* [SHORT PROBLEM] Scan the entries below and report only how many lines contain "panels".

%%

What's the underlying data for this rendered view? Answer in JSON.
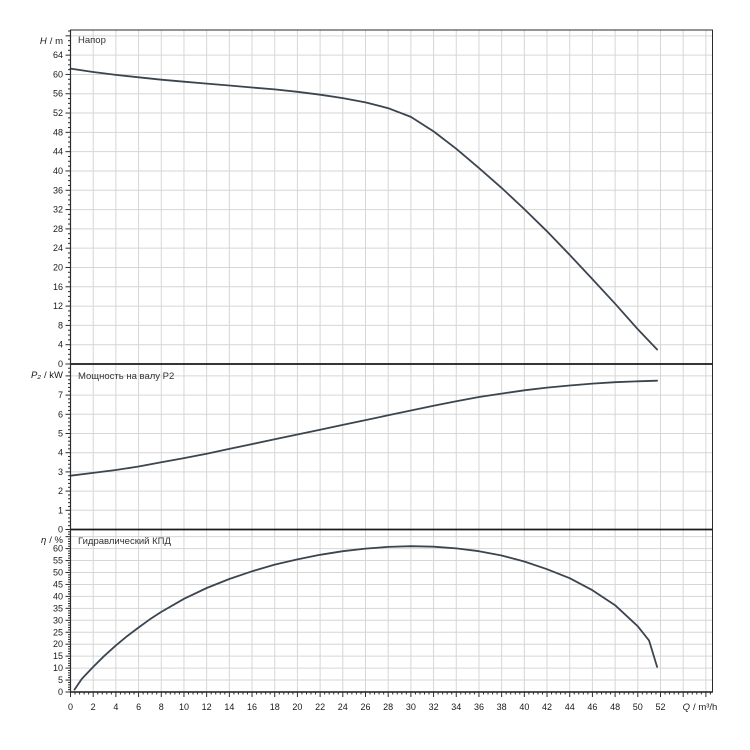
{
  "colors": {
    "background": "#ffffff",
    "curve": "#3b4550",
    "grid": "#d6d6d6",
    "axis": "#2b2b2b",
    "separator": "#1a1a1a",
    "text": "#1a1a1a"
  },
  "chart_data": {
    "type": "line",
    "layout": "three stacked panels sharing one x axis, grid on, no legend",
    "x_axis": {
      "var": "Q",
      "unit": "/ m³/h",
      "range": [
        0,
        56.6
      ],
      "major_step": 2,
      "minor_step": 0.4,
      "tick_labels": [
        0,
        2,
        4,
        6,
        8,
        10,
        12,
        14,
        16,
        18,
        20,
        22,
        24,
        26,
        28,
        30,
        32,
        34,
        36,
        38,
        40,
        42,
        44,
        46,
        48,
        50,
        52
      ]
    },
    "panels": [
      {
        "id": "head",
        "title": "Напор",
        "y_var": "H",
        "y_unit": "/ m",
        "range": [
          0,
          69.2
        ],
        "major_step": 4,
        "minor_step": 1,
        "tick_labels": [
          0,
          4,
          8,
          12,
          16,
          20,
          24,
          28,
          32,
          36,
          40,
          44,
          48,
          52,
          56,
          60,
          64
        ],
        "series": [
          {
            "name": "Напор",
            "points": [
              [
                0,
                61.2
              ],
              [
                2,
                60.5
              ],
              [
                4,
                59.9
              ],
              [
                6,
                59.4
              ],
              [
                8,
                58.9
              ],
              [
                10,
                58.5
              ],
              [
                12,
                58.1
              ],
              [
                14,
                57.7
              ],
              [
                16,
                57.3
              ],
              [
                18,
                56.9
              ],
              [
                20,
                56.4
              ],
              [
                22,
                55.8
              ],
              [
                24,
                55.1
              ],
              [
                26,
                54.2
              ],
              [
                28,
                53.0
              ],
              [
                30,
                51.2
              ],
              [
                32,
                48.2
              ],
              [
                34,
                44.6
              ],
              [
                36,
                40.6
              ],
              [
                38,
                36.5
              ],
              [
                40,
                32.1
              ],
              [
                42,
                27.5
              ],
              [
                44,
                22.6
              ],
              [
                46,
                17.6
              ],
              [
                48,
                12.5
              ],
              [
                50,
                7.2
              ],
              [
                51.7,
                3.0
              ]
            ]
          }
        ]
      },
      {
        "id": "power",
        "title": "Мощность на валу P2",
        "y_var": "P₂",
        "y_unit": "/ kW",
        "range": [
          0,
          8.62
        ],
        "major_step": 1,
        "minor_step": 0.2,
        "tick_labels": [
          0,
          1,
          2,
          3,
          4,
          5,
          6,
          7
        ],
        "series": [
          {
            "name": "Мощность на валу P2",
            "points": [
              [
                0,
                2.8
              ],
              [
                2,
                2.95
              ],
              [
                4,
                3.1
              ],
              [
                6,
                3.28
              ],
              [
                8,
                3.5
              ],
              [
                10,
                3.72
              ],
              [
                12,
                3.95
              ],
              [
                14,
                4.2
              ],
              [
                16,
                4.45
              ],
              [
                18,
                4.7
              ],
              [
                20,
                4.95
              ],
              [
                22,
                5.2
              ],
              [
                24,
                5.45
              ],
              [
                26,
                5.7
              ],
              [
                28,
                5.95
              ],
              [
                30,
                6.2
              ],
              [
                32,
                6.45
              ],
              [
                34,
                6.68
              ],
              [
                36,
                6.9
              ],
              [
                38,
                7.08
              ],
              [
                40,
                7.25
              ],
              [
                42,
                7.39
              ],
              [
                44,
                7.5
              ],
              [
                46,
                7.6
              ],
              [
                48,
                7.67
              ],
              [
                50,
                7.72
              ],
              [
                51.7,
                7.75
              ]
            ]
          }
        ]
      },
      {
        "id": "efficiency",
        "title": "Гидравлический КПД",
        "y_var": "η",
        "y_unit": "/ %",
        "range": [
          0,
          68
        ],
        "major_step": 5,
        "minor_step": 1,
        "tick_labels": [
          0,
          5,
          10,
          15,
          20,
          25,
          30,
          35,
          40,
          45,
          50,
          55,
          60
        ],
        "series": [
          {
            "name": "Гидравлический КПД",
            "points": [
              [
                0.35,
                1
              ],
              [
                1,
                5.5
              ],
              [
                2,
                10.5
              ],
              [
                3,
                15.2
              ],
              [
                4,
                19.5
              ],
              [
                5,
                23.4
              ],
              [
                6,
                27
              ],
              [
                7,
                30.4
              ],
              [
                8,
                33.5
              ],
              [
                10,
                39
              ],
              [
                12,
                43.5
              ],
              [
                14,
                47.3
              ],
              [
                16,
                50.5
              ],
              [
                18,
                53.3
              ],
              [
                20,
                55.5
              ],
              [
                22,
                57.4
              ],
              [
                24,
                58.9
              ],
              [
                26,
                60
              ],
              [
                28,
                60.7
              ],
              [
                30,
                61
              ],
              [
                32,
                60.8
              ],
              [
                34,
                60.1
              ],
              [
                36,
                58.9
              ],
              [
                38,
                57.1
              ],
              [
                40,
                54.6
              ],
              [
                42,
                51.4
              ],
              [
                44,
                47.6
              ],
              [
                46,
                42.6
              ],
              [
                48,
                36.3
              ],
              [
                50,
                27.5
              ],
              [
                51,
                21.5
              ],
              [
                51.7,
                10.5
              ]
            ]
          }
        ]
      }
    ]
  }
}
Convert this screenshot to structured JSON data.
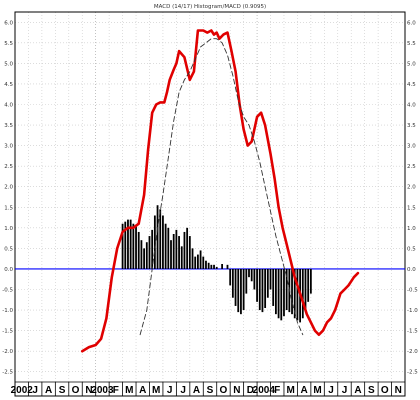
{
  "chart_data": {
    "type": "line",
    "title": "MACD (14/17) Histogram/MACD (0.9095)",
    "y_ticks": [
      "6.0",
      "5.5",
      "5.0",
      "4.5",
      "4.0",
      "3.5",
      "3.0",
      "2.5",
      "2.0",
      "1.5",
      "1.0",
      "0.5",
      "0.0",
      "-0.5",
      "-1.0",
      "-1.5",
      "-2.0",
      "-2.5"
    ],
    "ylim": [
      -2.75,
      6.25
    ],
    "x_labels": [
      "2002",
      "J",
      "A",
      "S",
      "O",
      "N",
      "2003",
      "F",
      "M",
      "A",
      "M",
      "J",
      "J",
      "A",
      "S",
      "O",
      "N",
      "D",
      "2004",
      "F",
      "M",
      "A",
      "M",
      "J",
      "J",
      "A",
      "S",
      "O",
      "N"
    ],
    "zero_line": 0.0,
    "series": [
      {
        "kind": "line",
        "color": "#e00000",
        "x": [
          5.0,
          5.5,
          6.0,
          6.4,
          6.8,
          7.2,
          7.6,
          8.0,
          8.4,
          8.8,
          9.2,
          9.6,
          9.9,
          10.2,
          10.5,
          10.8,
          11.1,
          11.3,
          11.5,
          11.8,
          12.0,
          12.2,
          12.6,
          13.0,
          13.3,
          13.6,
          14.0,
          14.3,
          14.6,
          14.8,
          15.0,
          15.2,
          15.5,
          15.8,
          16.1,
          16.4,
          16.7,
          17.0,
          17.3,
          17.6,
          18.0,
          18.3,
          18.6,
          19.0,
          19.3,
          19.6,
          19.9,
          20.2,
          20.5,
          20.8,
          21.1,
          21.4,
          21.7,
          22.0,
          22.3,
          22.6,
          22.9,
          23.2,
          23.5,
          23.8,
          24.0,
          24.2,
          24.5,
          24.8,
          25.0,
          25.2,
          25.5
        ],
        "y": [
          -2.0,
          -1.9,
          -1.85,
          -1.7,
          -1.2,
          -0.2,
          0.5,
          0.9,
          1.0,
          1.0,
          1.1,
          1.8,
          2.9,
          3.8,
          4.0,
          4.05,
          4.05,
          4.3,
          4.6,
          4.85,
          5.0,
          5.3,
          5.15,
          4.6,
          4.8,
          5.8,
          5.8,
          5.75,
          5.8,
          5.7,
          5.75,
          5.6,
          5.7,
          5.75,
          5.3,
          4.8,
          4.0,
          3.4,
          3.0,
          3.1,
          3.7,
          3.8,
          3.5,
          2.8,
          2.2,
          1.5,
          1.0,
          0.6,
          0.2,
          -0.2,
          -0.5,
          -0.8,
          -1.1,
          -1.3,
          -1.5,
          -1.6,
          -1.5,
          -1.3,
          -1.2,
          -1.0,
          -0.8,
          -0.6,
          -0.5,
          -0.4,
          -0.3,
          -0.2,
          -0.1
        ]
      },
      {
        "kind": "dashed",
        "color": "#333333",
        "x": [
          9.3,
          9.8,
          10.2,
          10.6,
          11.0,
          11.4,
          11.8,
          12.2,
          12.6,
          13.0,
          13.4,
          13.8,
          14.2,
          14.6,
          15.0,
          15.4,
          15.8,
          16.2,
          16.6,
          17.0,
          17.4,
          17.8,
          18.2,
          18.6,
          19.0,
          19.4,
          19.8,
          20.2,
          20.6,
          21.0,
          21.4
        ],
        "y": [
          -1.6,
          -1.0,
          0.0,
          1.0,
          1.8,
          2.7,
          3.6,
          4.3,
          4.6,
          4.8,
          5.1,
          5.4,
          5.5,
          5.6,
          5.6,
          5.5,
          5.2,
          4.7,
          4.1,
          3.7,
          3.5,
          3.1,
          2.6,
          2.0,
          1.4,
          0.8,
          0.3,
          -0.2,
          -0.8,
          -1.3,
          -1.6
        ]
      },
      {
        "kind": "histogram",
        "color": "#000000",
        "x": [
          8.0,
          8.2,
          8.4,
          8.6,
          8.8,
          9.0,
          9.2,
          9.4,
          9.6,
          9.8,
          10.0,
          10.2,
          10.4,
          10.6,
          10.8,
          11.0,
          11.2,
          11.4,
          11.6,
          11.8,
          12.0,
          12.2,
          12.4,
          12.6,
          12.8,
          13.0,
          13.2,
          13.4,
          13.6,
          13.8,
          14.0,
          14.2,
          14.4,
          14.6,
          14.8,
          15.0,
          15.2,
          15.4,
          15.6,
          15.8,
          16.0,
          16.2,
          16.4,
          16.6,
          16.8,
          17.0,
          17.2,
          17.4,
          17.6,
          17.8,
          18.0,
          18.2,
          18.4,
          18.6,
          18.8,
          19.0,
          19.2,
          19.4,
          19.6,
          19.8,
          20.0,
          20.2,
          20.4,
          20.6,
          20.8,
          21.0,
          21.2,
          21.4,
          21.6,
          21.8,
          22.0
        ],
        "values": [
          1.1,
          1.15,
          1.2,
          1.2,
          1.1,
          1.05,
          0.9,
          0.7,
          0.5,
          0.65,
          0.8,
          0.95,
          1.3,
          1.55,
          1.45,
          1.3,
          1.1,
          1.0,
          0.7,
          0.85,
          0.95,
          0.8,
          0.55,
          0.9,
          1.0,
          0.8,
          0.5,
          0.3,
          0.35,
          0.45,
          0.3,
          0.2,
          0.15,
          0.1,
          0.1,
          0.05,
          0.0,
          0.12,
          0.0,
          0.1,
          -0.4,
          -0.7,
          -0.9,
          -1.05,
          -1.1,
          -1.0,
          -0.6,
          -0.2,
          -0.3,
          -0.5,
          -0.8,
          -1.0,
          -1.05,
          -0.95,
          -0.7,
          -0.5,
          -0.9,
          -1.1,
          -1.2,
          -1.25,
          -1.15,
          -1.0,
          -1.05,
          -1.1,
          -1.2,
          -1.25,
          -1.3,
          -1.2,
          -1.0,
          -0.8,
          -0.6
        ]
      }
    ],
    "grid": true,
    "colors": {
      "zero_line": "#0000ff",
      "grid": "#c8c8c8",
      "axis": "#000000"
    }
  }
}
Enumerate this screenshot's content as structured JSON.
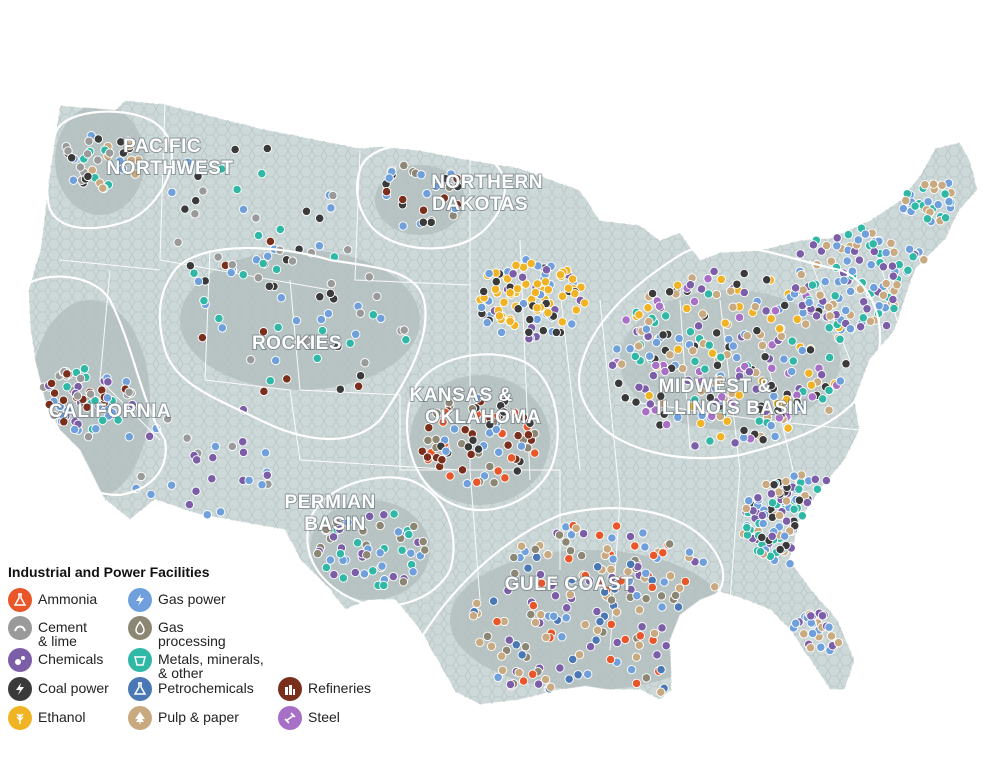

%%

* [SOLUTION TO THIS EXERCISE] 2